══ Items

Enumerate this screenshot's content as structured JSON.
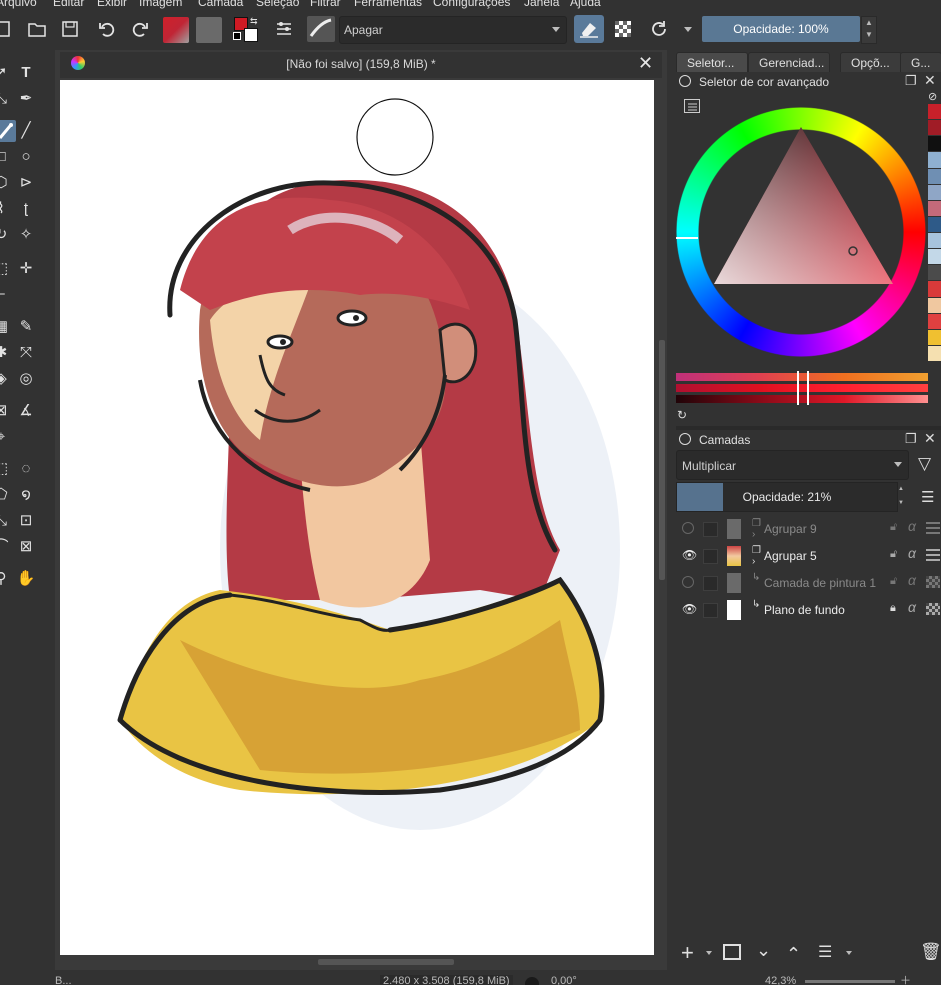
{
  "menu": [
    "Arquivo",
    "Editar",
    "Exibir",
    "Imagem",
    "Camada",
    "Seleção",
    "Filtrar",
    "Ferramentas",
    "Configurações",
    "Janela",
    "Ajuda"
  ],
  "toolbar": {
    "blend_mode": "Apagar",
    "opacity": "Opacidade: 100%"
  },
  "document": {
    "title": "[Não foi salvo]  (159,8 MiB) *"
  },
  "docker_tabs": [
    "Seletor...",
    "Gerenciad...",
    "Opçõ...",
    "G..."
  ],
  "color_selector": {
    "title": "Seletor de cor avançado",
    "palette": [
      "#c8202a",
      "#a01c26",
      "#101010",
      "#8fb0d0",
      "#6f8fb3",
      "#8fa6c6",
      "#c46a7a",
      "#2e5a88",
      "#a7c3dc",
      "#c3d8e8",
      "#4b4b4b",
      "#d83a3a",
      "#f0c8a0",
      "#e04040",
      "#f0c030",
      "#f5e0b0"
    ]
  },
  "layers": {
    "title": "Camadas",
    "blend_mode": "Multiplicar",
    "opacity_label": "Opacidade:  21%",
    "opacity_fraction": 0.21,
    "items": [
      {
        "name": "Agrupar  9",
        "visible": false,
        "dim": true
      },
      {
        "name": "Agrupar  5",
        "visible": true,
        "dim": false
      },
      {
        "name": "Camada de pintura 1",
        "visible": false,
        "dim": true
      },
      {
        "name": "Plano de fundo",
        "visible": true,
        "dim": false
      }
    ]
  },
  "status": {
    "left": "B...",
    "size": "2.480 x 3.508 (159,8 MiB)",
    "rotation": "0,00°",
    "zoom": "42,3%"
  }
}
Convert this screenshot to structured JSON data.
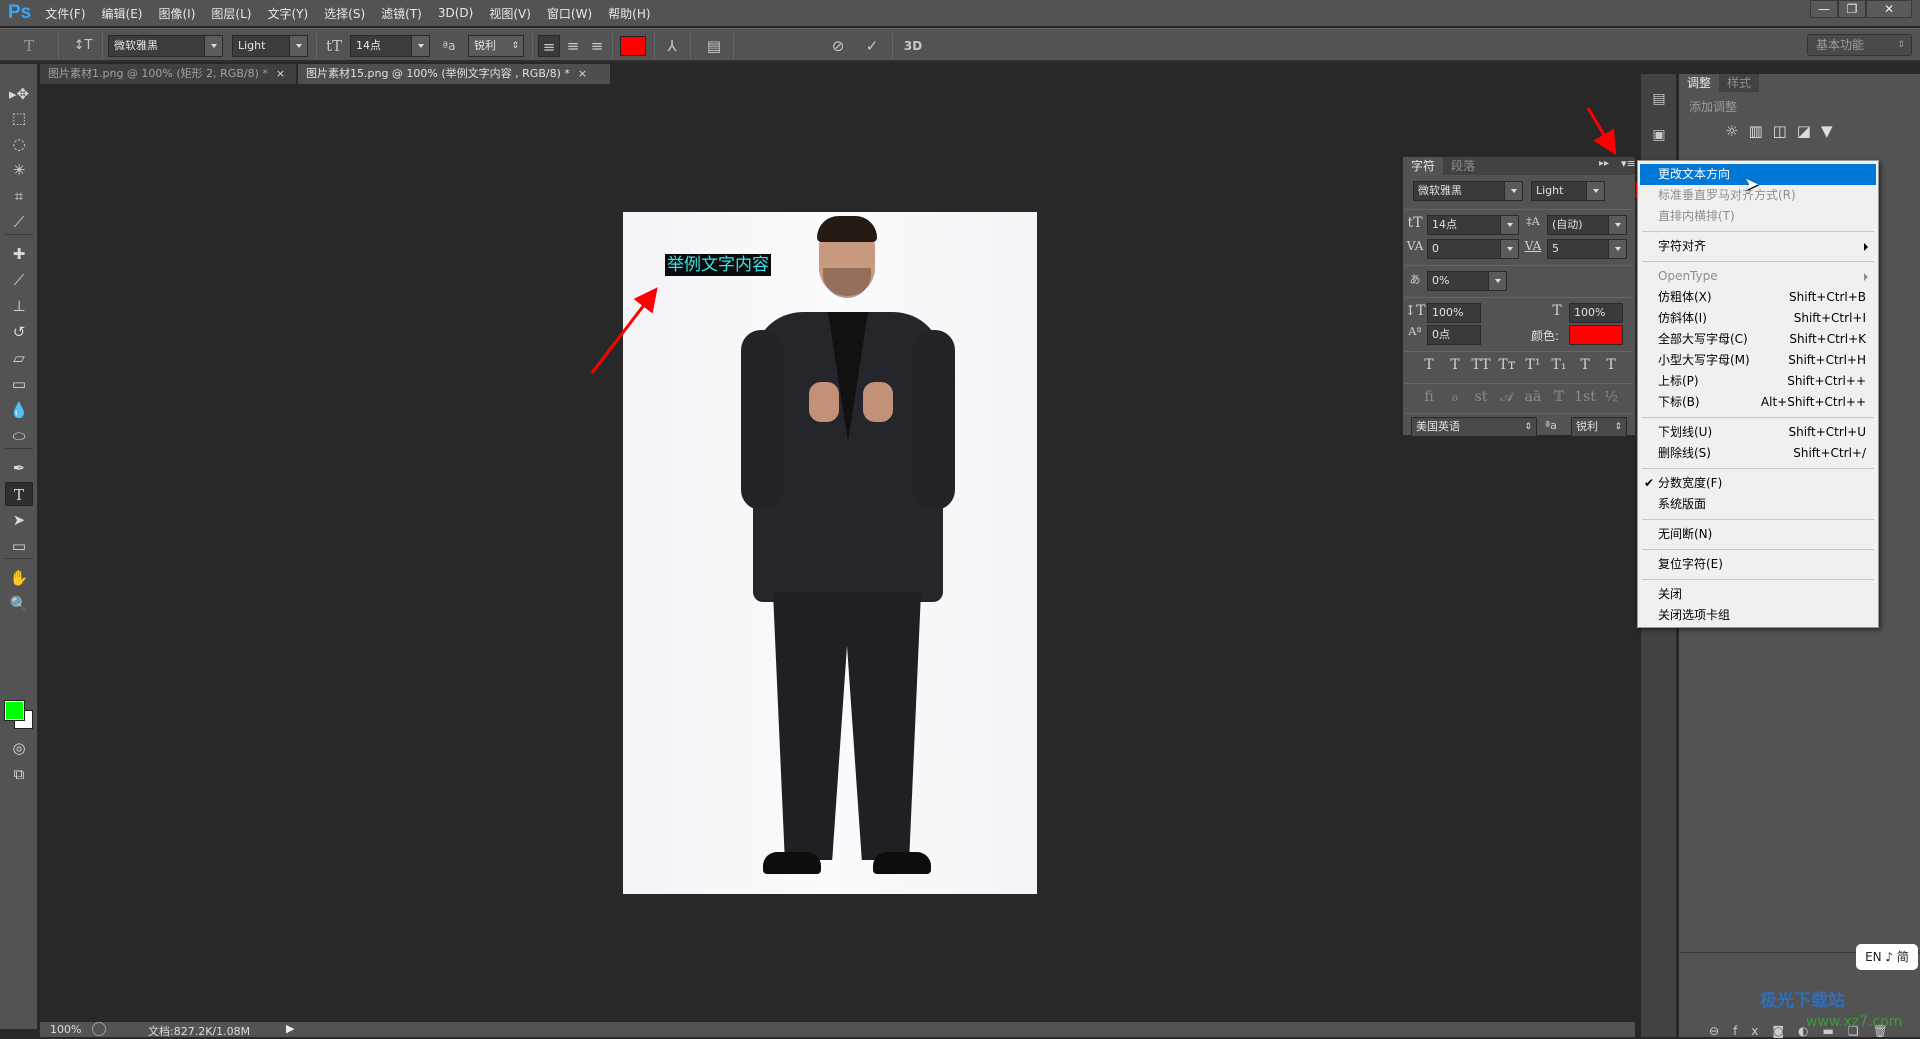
{
  "app": {
    "logo": "Ps",
    "accent": "#31a8ff"
  },
  "menu": [
    "文件(F)",
    "编辑(E)",
    "图像(I)",
    "图层(L)",
    "文字(Y)",
    "选择(S)",
    "滤镜(T)",
    "3D(D)",
    "视图(V)",
    "窗口(W)",
    "帮助(H)"
  ],
  "window_controls": {
    "minimize": "—",
    "restore": "❐",
    "close": "✕"
  },
  "options_bar": {
    "tool_icon": "T",
    "orientation_icon": "↕T",
    "font_family": "微软雅黑",
    "font_style": "Light",
    "size_icon": "tT",
    "font_size": "14点",
    "aa_icon": "ªa",
    "antialias": "锐利",
    "align_left": "≡",
    "align_center": "≡",
    "align_right": "≡",
    "text_color": "#ff0000",
    "warp_icon": "⅄",
    "panels_icon": "▤",
    "cancel_icon": "⊘",
    "commit_icon": "✓",
    "threed_label": "3D",
    "workspace": "基本功能"
  },
  "tabs": [
    {
      "label": "图片素材1.png @ 100% (矩形 2, RGB/8) *",
      "close": "×",
      "active": false
    },
    {
      "label": "图片素材15.png @ 100% (举例文字内容 , RGB/8) *",
      "close": "×",
      "active": true
    }
  ],
  "tools": [
    {
      "name": "move-tool",
      "glyph": "▸✥"
    },
    {
      "name": "marquee-tool",
      "glyph": "⬚"
    },
    {
      "name": "lasso-tool",
      "glyph": "◌"
    },
    {
      "name": "magic-wand-tool",
      "glyph": "✳"
    },
    {
      "name": "crop-tool",
      "glyph": "⌗"
    },
    {
      "name": "eyedropper-tool",
      "glyph": "⟋"
    },
    {
      "name": "healing-brush-tool",
      "glyph": "✚"
    },
    {
      "name": "brush-tool",
      "glyph": "⟋"
    },
    {
      "name": "stamp-tool",
      "glyph": "⊥"
    },
    {
      "name": "history-brush-tool",
      "glyph": "↺"
    },
    {
      "name": "eraser-tool",
      "glyph": "▱"
    },
    {
      "name": "gradient-tool",
      "glyph": "▭"
    },
    {
      "name": "blur-tool",
      "glyph": "💧"
    },
    {
      "name": "dodge-tool",
      "glyph": "⬭"
    },
    {
      "name": "pen-tool",
      "glyph": "✒"
    },
    {
      "name": "type-tool",
      "glyph": "T"
    },
    {
      "name": "path-select-tool",
      "glyph": "➤"
    },
    {
      "name": "shape-tool",
      "glyph": "▭"
    },
    {
      "name": "hand-tool",
      "glyph": "✋"
    },
    {
      "name": "zoom-tool",
      "glyph": "🔍"
    }
  ],
  "colors": {
    "foreground": "#00ff00",
    "background": "#ffffff"
  },
  "canvas": {
    "text_layer": "举例文字内容",
    "text_color": "#38e4ea"
  },
  "status": {
    "zoom": "100%",
    "doc": "文档:827.2K/1.08M"
  },
  "adjustments_panel": {
    "tabs": [
      "调整",
      "样式"
    ],
    "heading": "添加调整"
  },
  "character_panel": {
    "tabs": [
      "字符",
      "段落"
    ],
    "font_family": "微软雅黑",
    "font_style": "Light",
    "size": "14点",
    "leading": "(自动)",
    "kerning": "0",
    "tracking": "5",
    "tsume": "0%",
    "vertical_scale": "100%",
    "horizontal_scale": "100%",
    "baseline": "0点",
    "color_label": "颜色:",
    "color": "#ff0000",
    "style_buttons": [
      "T",
      "T",
      "TT",
      "Tт",
      "T¹",
      "T₁",
      "T",
      "T"
    ],
    "opentype_buttons": [
      "ﬁ",
      "ℴ",
      "st",
      "𝒜",
      "aā",
      "𝕋",
      "1st",
      "½"
    ],
    "language": "美国英语",
    "aa_icon": "ªa",
    "antialias": "锐利"
  },
  "context_menu": {
    "items": [
      {
        "label": "更改文本方向",
        "highlighted": true
      },
      {
        "label": "标准垂直罗马对齐方式(R)",
        "disabled": true
      },
      {
        "label": "直排内横排(T)",
        "disabled": true
      },
      {
        "separator": true
      },
      {
        "label": "字符对齐",
        "submenu": true
      },
      {
        "separator": true
      },
      {
        "label": "OpenType",
        "disabled": true,
        "submenu": true
      },
      {
        "label": "仿粗体(X)",
        "shortcut": "Shift+Ctrl+B"
      },
      {
        "label": "仿斜体(I)",
        "shortcut": "Shift+Ctrl+I"
      },
      {
        "label": "全部大写字母(C)",
        "shortcut": "Shift+Ctrl+K"
      },
      {
        "label": "小型大写字母(M)",
        "shortcut": "Shift+Ctrl+H"
      },
      {
        "label": "上标(P)",
        "shortcut": "Shift+Ctrl++"
      },
      {
        "label": "下标(B)",
        "shortcut": "Alt+Shift+Ctrl++"
      },
      {
        "separator": true
      },
      {
        "label": "下划线(U)",
        "shortcut": "Shift+Ctrl+U"
      },
      {
        "label": "删除线(S)",
        "shortcut": "Shift+Ctrl+/"
      },
      {
        "separator": true
      },
      {
        "label": "分数宽度(F)",
        "checked": true
      },
      {
        "label": "系统版面"
      },
      {
        "separator": true
      },
      {
        "label": "无间断(N)"
      },
      {
        "separator": true
      },
      {
        "label": "复位字符(E)"
      },
      {
        "separator": true
      },
      {
        "label": "关闭"
      },
      {
        "label": "关闭选项卡组"
      }
    ],
    "check_glyph": "✔"
  },
  "ime": "EN ♪ 简",
  "watermark": {
    "name": "极光下载站",
    "url": "www.xz7.com"
  },
  "layers_footer_icons": [
    "⊖",
    "fx",
    "◙",
    "◐",
    "▬",
    "❏",
    "🗑"
  ],
  "annotation_color": "#ff0000"
}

════

Instructions to follow:
Transcribe the listing in full. Omit the pictures and keep every line exact.

Task answer:
Enumerate this screenshot's content as structured JSON.
{
  "menu": [
    "Arquivo",
    "Editar",
    "Exibir",
    "Imagem",
    "Camada",
    "Seleção",
    "Filtrar",
    "Ferramentas",
    "Configurações",
    "Janela",
    "Ajuda"
  ],
  "toolbar": {
    "blend_mode": "Apagar",
    "opacity": "Opacidade: 100%"
  },
  "document": {
    "title": "[Não foi salvo]  (159,8 MiB) *"
  },
  "docker_tabs": [
    "Seletor...",
    "Gerenciad...",
    "Opçõ...",
    "G..."
  ],
  "color_selector": {
    "title": "Seletor de cor avançado",
    "palette": [
      "#c8202a",
      "#a01c26",
      "#101010",
      "#8fb0d0",
      "#6f8fb3",
      "#8fa6c6",
      "#c46a7a",
      "#2e5a88",
      "#a7c3dc",
      "#c3d8e8",
      "#4b4b4b",
      "#d83a3a",
      "#f0c8a0",
      "#e04040",
      "#f0c030",
      "#f5e0b0"
    ]
  },
  "layers": {
    "title": "Camadas",
    "blend_mode": "Multiplicar",
    "opacity_label": "Opacidade:  21%",
    "opacity_fraction": 0.21,
    "items": [
      {
        "name": "Agrupar  9",
        "visible": false,
        "dim": true
      },
      {
        "name": "Agrupar  5",
        "visible": true,
        "dim": false
      },
      {
        "name": "Camada de pintura 1",
        "visible": false,
        "dim": true
      },
      {
        "name": "Plano de fundo",
        "visible": true,
        "dim": false
      }
    ]
  },
  "status": {
    "left": "B...",
    "size": "2.480 x 3.508 (159,8 MiB)",
    "rotation": "0,00°",
    "zoom": "42,3%"
  }
}
Convert this screenshot to structured JSON data.
{
  "app": {
    "logo": "Ps",
    "accent": "#31a8ff"
  },
  "menu": [
    "文件(F)",
    "编辑(E)",
    "图像(I)",
    "图层(L)",
    "文字(Y)",
    "选择(S)",
    "滤镜(T)",
    "3D(D)",
    "视图(V)",
    "窗口(W)",
    "帮助(H)"
  ],
  "window_controls": {
    "minimize": "—",
    "restore": "❐",
    "close": "✕"
  },
  "options_bar": {
    "tool_icon": "T",
    "orientation_icon": "↕T",
    "font_family": "微软雅黑",
    "font_style": "Light",
    "size_icon": "tT",
    "font_size": "14点",
    "aa_icon": "ªa",
    "antialias": "锐利",
    "align_left": "≡",
    "align_center": "≡",
    "align_right": "≡",
    "text_color": "#ff0000",
    "warp_icon": "⅄",
    "panels_icon": "▤",
    "cancel_icon": "⊘",
    "commit_icon": "✓",
    "threed_label": "3D",
    "workspace": "基本功能"
  },
  "tabs": [
    {
      "label": "图片素材1.png @ 100% (矩形 2, RGB/8) *",
      "close": "×",
      "active": false
    },
    {
      "label": "图片素材15.png @ 100% (举例文字内容 , RGB/8) *",
      "close": "×",
      "active": true
    }
  ],
  "tools": [
    {
      "name": "move-tool",
      "glyph": "▸✥"
    },
    {
      "name": "marquee-tool",
      "glyph": "⬚"
    },
    {
      "name": "lasso-tool",
      "glyph": "◌"
    },
    {
      "name": "magic-wand-tool",
      "glyph": "✳"
    },
    {
      "name": "crop-tool",
      "glyph": "⌗"
    },
    {
      "name": "eyedropper-tool",
      "glyph": "⟋"
    },
    {
      "name": "healing-brush-tool",
      "glyph": "✚"
    },
    {
      "name": "brush-tool",
      "glyph": "⟋"
    },
    {
      "name": "stamp-tool",
      "glyph": "⊥"
    },
    {
      "name": "history-brush-tool",
      "glyph": "↺"
    },
    {
      "name": "eraser-tool",
      "glyph": "▱"
    },
    {
      "name": "gradient-tool",
      "glyph": "▭"
    },
    {
      "name": "blur-tool",
      "glyph": "💧"
    },
    {
      "name": "dodge-tool",
      "glyph": "⬭"
    },
    {
      "name": "pen-tool",
      "glyph": "✒"
    },
    {
      "name": "type-tool",
      "glyph": "T"
    },
    {
      "name": "path-select-tool",
      "glyph": "➤"
    },
    {
      "name": "shape-tool",
      "glyph": "▭"
    },
    {
      "name": "hand-tool",
      "glyph": "✋"
    },
    {
      "name": "zoom-tool",
      "glyph": "🔍"
    }
  ],
  "colors": {
    "foreground": "#00ff00",
    "background": "#ffffff"
  },
  "canvas": {
    "text_layer": "举例文字内容",
    "text_color": "#38e4ea"
  },
  "status": {
    "zoom": "100%",
    "doc": "文档:827.2K/1.08M"
  },
  "adjustments_panel": {
    "tabs": [
      "调整",
      "样式"
    ],
    "heading": "添加调整"
  },
  "character_panel": {
    "tabs": [
      "字符",
      "段落"
    ],
    "font_family": "微软雅黑",
    "font_style": "Light",
    "size": "14点",
    "leading": "(自动)",
    "kerning": "0",
    "tracking": "5",
    "tsume": "0%",
    "vertical_scale": "100%",
    "horizontal_scale": "100%",
    "baseline": "0点",
    "color_label": "颜色:",
    "color": "#ff0000",
    "style_buttons": [
      "T",
      "T",
      "TT",
      "Tт",
      "T¹",
      "T₁",
      "T",
      "T"
    ],
    "opentype_buttons": [
      "ﬁ",
      "ℴ",
      "st",
      "𝒜",
      "aā",
      "𝕋",
      "1st",
      "½"
    ],
    "language": "美国英语",
    "aa_icon": "ªa",
    "antialias": "锐利"
  },
  "context_menu": {
    "items": [
      {
        "label": "更改文本方向",
        "highlighted": true
      },
      {
        "label": "标准垂直罗马对齐方式(R)",
        "disabled": true
      },
      {
        "label": "直排内横排(T)",
        "disabled": true
      },
      {
        "separator": true
      },
      {
        "label": "字符对齐",
        "submenu": true
      },
      {
        "separator": true
      },
      {
        "label": "OpenType",
        "disabled": true,
        "submenu": true
      },
      {
        "label": "仿粗体(X)",
        "shortcut": "Shift+Ctrl+B"
      },
      {
        "label": "仿斜体(I)",
        "shortcut": "Shift+Ctrl+I"
      },
      {
        "label": "全部大写字母(C)",
        "shortcut": "Shift+Ctrl+K"
      },
      {
        "label": "小型大写字母(M)",
        "shortcut": "Shift+Ctrl+H"
      },
      {
        "label": "上标(P)",
        "shortcut": "Shift+Ctrl++"
      },
      {
        "label": "下标(B)",
        "shortcut": "Alt+Shift+Ctrl++"
      },
      {
        "separator": true
      },
      {
        "label": "下划线(U)",
        "shortcut": "Shift+Ctrl+U"
      },
      {
        "label": "删除线(S)",
        "shortcut": "Shift+Ctrl+/"
      },
      {
        "separator": true
      },
      {
        "label": "分数宽度(F)",
        "checked": true
      },
      {
        "label": "系统版面"
      },
      {
        "separator": true
      },
      {
        "label": "无间断(N)"
      },
      {
        "separator": true
      },
      {
        "label": "复位字符(E)"
      },
      {
        "separator": true
      },
      {
        "label": "关闭"
      },
      {
        "label": "关闭选项卡组"
      }
    ],
    "check_glyph": "✔"
  },
  "ime": "EN ♪ 简",
  "watermark": {
    "name": "极光下载站",
    "url": "www.xz7.com"
  },
  "layers_footer_icons": [
    "⊖",
    "fx",
    "◙",
    "◐",
    "▬",
    "❏",
    "🗑"
  ],
  "annotation_color": "#ff0000"
}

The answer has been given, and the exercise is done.